Records from a data collection
▽

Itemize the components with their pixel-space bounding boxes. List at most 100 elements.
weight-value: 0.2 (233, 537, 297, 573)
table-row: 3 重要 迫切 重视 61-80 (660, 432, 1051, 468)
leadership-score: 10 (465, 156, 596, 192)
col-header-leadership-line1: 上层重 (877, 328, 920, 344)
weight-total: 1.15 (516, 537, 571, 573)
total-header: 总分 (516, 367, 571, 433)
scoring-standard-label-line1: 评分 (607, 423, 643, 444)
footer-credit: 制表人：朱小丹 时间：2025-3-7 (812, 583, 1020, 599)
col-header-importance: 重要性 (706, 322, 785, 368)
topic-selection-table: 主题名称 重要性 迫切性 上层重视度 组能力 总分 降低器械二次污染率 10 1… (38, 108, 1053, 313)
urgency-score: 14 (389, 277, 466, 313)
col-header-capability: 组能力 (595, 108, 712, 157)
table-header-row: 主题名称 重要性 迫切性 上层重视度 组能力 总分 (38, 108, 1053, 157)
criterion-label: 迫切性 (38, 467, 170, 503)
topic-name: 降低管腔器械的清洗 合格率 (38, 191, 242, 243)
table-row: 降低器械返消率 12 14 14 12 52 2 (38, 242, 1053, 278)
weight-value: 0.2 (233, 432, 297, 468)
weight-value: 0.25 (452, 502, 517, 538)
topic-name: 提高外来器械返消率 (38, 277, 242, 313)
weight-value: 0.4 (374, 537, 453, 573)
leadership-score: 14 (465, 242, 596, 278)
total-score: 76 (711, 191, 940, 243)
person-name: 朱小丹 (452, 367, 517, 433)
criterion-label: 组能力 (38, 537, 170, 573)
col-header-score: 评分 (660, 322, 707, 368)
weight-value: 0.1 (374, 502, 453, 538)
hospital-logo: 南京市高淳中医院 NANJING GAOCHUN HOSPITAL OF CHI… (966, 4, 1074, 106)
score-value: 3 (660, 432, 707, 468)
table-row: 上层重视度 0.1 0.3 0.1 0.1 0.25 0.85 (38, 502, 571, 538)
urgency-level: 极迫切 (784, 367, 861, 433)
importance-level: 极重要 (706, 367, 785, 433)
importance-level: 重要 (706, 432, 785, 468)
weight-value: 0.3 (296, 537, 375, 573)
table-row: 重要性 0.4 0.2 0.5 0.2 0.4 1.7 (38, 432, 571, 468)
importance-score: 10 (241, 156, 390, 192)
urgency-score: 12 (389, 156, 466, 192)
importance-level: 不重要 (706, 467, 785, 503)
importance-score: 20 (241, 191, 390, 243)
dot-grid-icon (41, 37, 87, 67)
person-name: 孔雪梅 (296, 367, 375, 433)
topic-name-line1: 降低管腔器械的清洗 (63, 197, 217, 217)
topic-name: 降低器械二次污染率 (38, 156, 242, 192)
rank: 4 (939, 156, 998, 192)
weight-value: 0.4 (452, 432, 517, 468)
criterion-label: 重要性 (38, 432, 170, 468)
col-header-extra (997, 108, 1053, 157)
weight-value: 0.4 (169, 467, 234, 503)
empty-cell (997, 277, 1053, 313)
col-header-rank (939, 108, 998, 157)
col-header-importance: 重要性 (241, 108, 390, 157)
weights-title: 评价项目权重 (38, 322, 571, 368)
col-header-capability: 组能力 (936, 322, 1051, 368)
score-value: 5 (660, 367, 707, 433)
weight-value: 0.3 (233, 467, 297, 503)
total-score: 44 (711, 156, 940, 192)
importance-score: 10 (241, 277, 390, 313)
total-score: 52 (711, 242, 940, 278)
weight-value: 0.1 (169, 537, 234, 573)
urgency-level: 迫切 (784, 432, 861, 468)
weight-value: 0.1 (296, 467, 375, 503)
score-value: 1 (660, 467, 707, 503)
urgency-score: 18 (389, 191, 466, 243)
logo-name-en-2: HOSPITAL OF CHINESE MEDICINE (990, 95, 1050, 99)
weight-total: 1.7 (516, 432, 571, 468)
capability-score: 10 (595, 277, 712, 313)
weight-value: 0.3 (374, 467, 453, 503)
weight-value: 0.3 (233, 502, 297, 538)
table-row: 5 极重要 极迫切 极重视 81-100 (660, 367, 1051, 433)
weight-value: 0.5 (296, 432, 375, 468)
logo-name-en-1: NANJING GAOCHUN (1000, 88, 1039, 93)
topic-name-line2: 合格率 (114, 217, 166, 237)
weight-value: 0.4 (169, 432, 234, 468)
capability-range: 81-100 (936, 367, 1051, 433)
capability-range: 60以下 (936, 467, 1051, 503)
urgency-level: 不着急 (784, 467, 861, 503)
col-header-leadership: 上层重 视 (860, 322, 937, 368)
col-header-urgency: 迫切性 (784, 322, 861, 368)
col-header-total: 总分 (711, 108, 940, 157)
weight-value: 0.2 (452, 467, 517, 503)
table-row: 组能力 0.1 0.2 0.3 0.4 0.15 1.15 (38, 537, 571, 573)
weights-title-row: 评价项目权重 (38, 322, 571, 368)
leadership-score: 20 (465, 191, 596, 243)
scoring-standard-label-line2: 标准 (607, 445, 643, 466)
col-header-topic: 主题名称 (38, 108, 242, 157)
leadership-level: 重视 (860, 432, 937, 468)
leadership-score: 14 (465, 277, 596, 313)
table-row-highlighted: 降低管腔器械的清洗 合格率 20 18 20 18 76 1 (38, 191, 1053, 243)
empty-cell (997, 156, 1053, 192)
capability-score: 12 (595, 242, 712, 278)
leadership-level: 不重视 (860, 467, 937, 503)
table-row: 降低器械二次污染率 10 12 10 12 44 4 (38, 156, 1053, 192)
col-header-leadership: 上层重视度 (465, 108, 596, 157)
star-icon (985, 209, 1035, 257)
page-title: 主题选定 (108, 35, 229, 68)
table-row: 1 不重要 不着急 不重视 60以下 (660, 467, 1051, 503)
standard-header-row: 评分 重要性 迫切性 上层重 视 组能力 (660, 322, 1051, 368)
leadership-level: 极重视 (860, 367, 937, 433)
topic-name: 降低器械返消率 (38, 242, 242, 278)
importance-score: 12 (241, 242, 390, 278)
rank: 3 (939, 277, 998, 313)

△

Goal:
Output every one of these rows again, keeping each character as it appears.

Reply:
Itemize the components with their pixel-space bounding boxes. List at most 100 elements.
weight-value: 0.2 (233, 537, 297, 573)
table-row: 3 重要 迫切 重视 61-80 (660, 432, 1051, 468)
leadership-score: 10 (465, 156, 596, 192)
col-header-leadership-line1: 上层重 (877, 328, 920, 344)
weight-total: 1.15 (516, 537, 571, 573)
total-header: 总分 (516, 367, 571, 433)
scoring-standard-label-line1: 评分 (607, 423, 643, 444)
footer-credit: 制表人：朱小丹 时间：2025-3-7 (812, 583, 1020, 599)
col-header-importance: 重要性 (706, 322, 785, 368)
topic-selection-table: 主题名称 重要性 迫切性 上层重视度 组能力 总分 降低器械二次污染率 10 1… (38, 108, 1053, 313)
urgency-score: 14 (389, 277, 466, 313)
col-header-capability: 组能力 (595, 108, 712, 157)
table-header-row: 主题名称 重要性 迫切性 上层重视度 组能力 总分 (38, 108, 1053, 157)
criterion-label: 迫切性 (38, 467, 170, 503)
topic-name: 降低管腔器械的清洗 合格率 (38, 191, 242, 243)
table-row: 降低器械返消率 12 14 14 12 52 2 (38, 242, 1053, 278)
weight-value: 0.2 (233, 432, 297, 468)
weight-value: 0.25 (452, 502, 517, 538)
topic-name: 提高外来器械返消率 (38, 277, 242, 313)
weight-value: 0.4 (374, 537, 453, 573)
leadership-score: 14 (465, 242, 596, 278)
total-score: 76 (711, 191, 940, 243)
person-name: 朱小丹 (452, 367, 517, 433)
criterion-label: 组能力 (38, 537, 170, 573)
col-header-score: 评分 (660, 322, 707, 368)
weight-value: 0.1 (374, 502, 453, 538)
hospital-logo: 南京市高淳中医院 NANJING GAOCHUN HOSPITAL OF CHI… (966, 4, 1074, 106)
score-value: 3 (660, 432, 707, 468)
table-row: 上层重视度 0.1 0.3 0.1 0.1 0.25 0.85 (38, 502, 571, 538)
urgency-level: 极迫切 (784, 367, 861, 433)
importance-level: 极重要 (706, 367, 785, 433)
importance-level: 重要 (706, 432, 785, 468)
weight-value: 0.3 (296, 537, 375, 573)
table-row: 重要性 0.4 0.2 0.5 0.2 0.4 1.7 (38, 432, 571, 468)
importance-score: 10 (241, 156, 390, 192)
urgency-score: 12 (389, 156, 466, 192)
importance-level: 不重要 (706, 467, 785, 503)
importance-score: 20 (241, 191, 390, 243)
dot-grid-icon (41, 37, 87, 67)
person-name: 孔雪梅 (296, 367, 375, 433)
topic-name-line1: 降低管腔器械的清洗 (63, 197, 217, 217)
topic-name: 降低器械二次污染率 (38, 156, 242, 192)
rank: 4 (939, 156, 998, 192)
weight-value: 0.4 (452, 432, 517, 468)
criterion-label: 重要性 (38, 432, 170, 468)
col-header-extra (997, 108, 1053, 157)
weight-value: 0.4 (169, 467, 234, 503)
empty-cell (997, 277, 1053, 313)
col-header-rank (939, 108, 998, 157)
col-header-importance: 重要性 (241, 108, 390, 157)
weights-title: 评价项目权重 (38, 322, 571, 368)
col-header-capability: 组能力 (936, 322, 1051, 368)
score-value: 5 (660, 367, 707, 433)
weight-value: 0.3 (233, 467, 297, 503)
total-score: 44 (711, 156, 940, 192)
importance-score: 10 (241, 277, 390, 313)
total-score: 52 (711, 242, 940, 278)
weight-value: 0.1 (169, 537, 234, 573)
urgency-level: 迫切 (784, 432, 861, 468)
weight-value: 0.1 (296, 467, 375, 503)
score-value: 1 (660, 467, 707, 503)
urgency-score: 18 (389, 191, 466, 243)
logo-name-en-2: HOSPITAL OF CHINESE MEDICINE (990, 95, 1050, 99)
weight-total: 1.7 (516, 432, 571, 468)
capability-score: 10 (595, 277, 712, 313)
weight-value: 0.3 (374, 467, 453, 503)
weight-value: 0.3 (233, 502, 297, 538)
table-row: 5 极重要 极迫切 极重视 81-100 (660, 367, 1051, 433)
weight-value: 0.5 (296, 432, 375, 468)
logo-name-en-1: NANJING GAOCHUN (1000, 88, 1039, 93)
topic-name-line2: 合格率 (114, 217, 166, 237)
weight-value: 0.4 (169, 432, 234, 468)
capability-range: 81-100 (936, 367, 1051, 433)
capability-range: 60以下 (936, 467, 1051, 503)
urgency-level: 不着急 (784, 467, 861, 503)
col-header-leadership: 上层重 视 (860, 322, 937, 368)
col-header-urgency: 迫切性 (784, 322, 861, 368)
col-header-total: 总分 (711, 108, 940, 157)
weight-value: 0.2 (452, 467, 517, 503)
table-row: 组能力 0.1 0.2 0.3 0.4 0.15 1.15 (38, 537, 571, 573)
weights-title-row: 评价项目权重 (38, 322, 571, 368)
leadership-score: 20 (465, 191, 596, 243)
scoring-standard-label-line2: 标准 (607, 445, 643, 466)
col-header-topic: 主题名称 (38, 108, 242, 157)
leadership-level: 重视 (860, 432, 937, 468)
leadership-score: 14 (465, 277, 596, 313)
table-row-highlighted: 降低管腔器械的清洗 合格率 20 18 20 18 76 1 (38, 191, 1053, 243)
empty-cell (997, 156, 1053, 192)
capability-score: 12 (595, 242, 712, 278)
leadership-level: 不重视 (860, 467, 937, 503)
table-row: 降低器械二次污染率 10 12 10 12 44 4 (38, 156, 1053, 192)
col-header-leadership: 上层重视度 (465, 108, 596, 157)
star-icon (985, 209, 1035, 257)
page-title: 主题选定 (108, 35, 229, 68)
table-row: 1 不重要 不着急 不重视 60以下 (660, 467, 1051, 503)
standard-header-row: 评分 重要性 迫切性 上层重 视 组能力 (660, 322, 1051, 368)
leadership-level: 极重视 (860, 367, 937, 433)
topic-name: 降低器械返消率 (38, 242, 242, 278)
importance-score: 12 (241, 242, 390, 278)
rank: 3 (939, 277, 998, 313)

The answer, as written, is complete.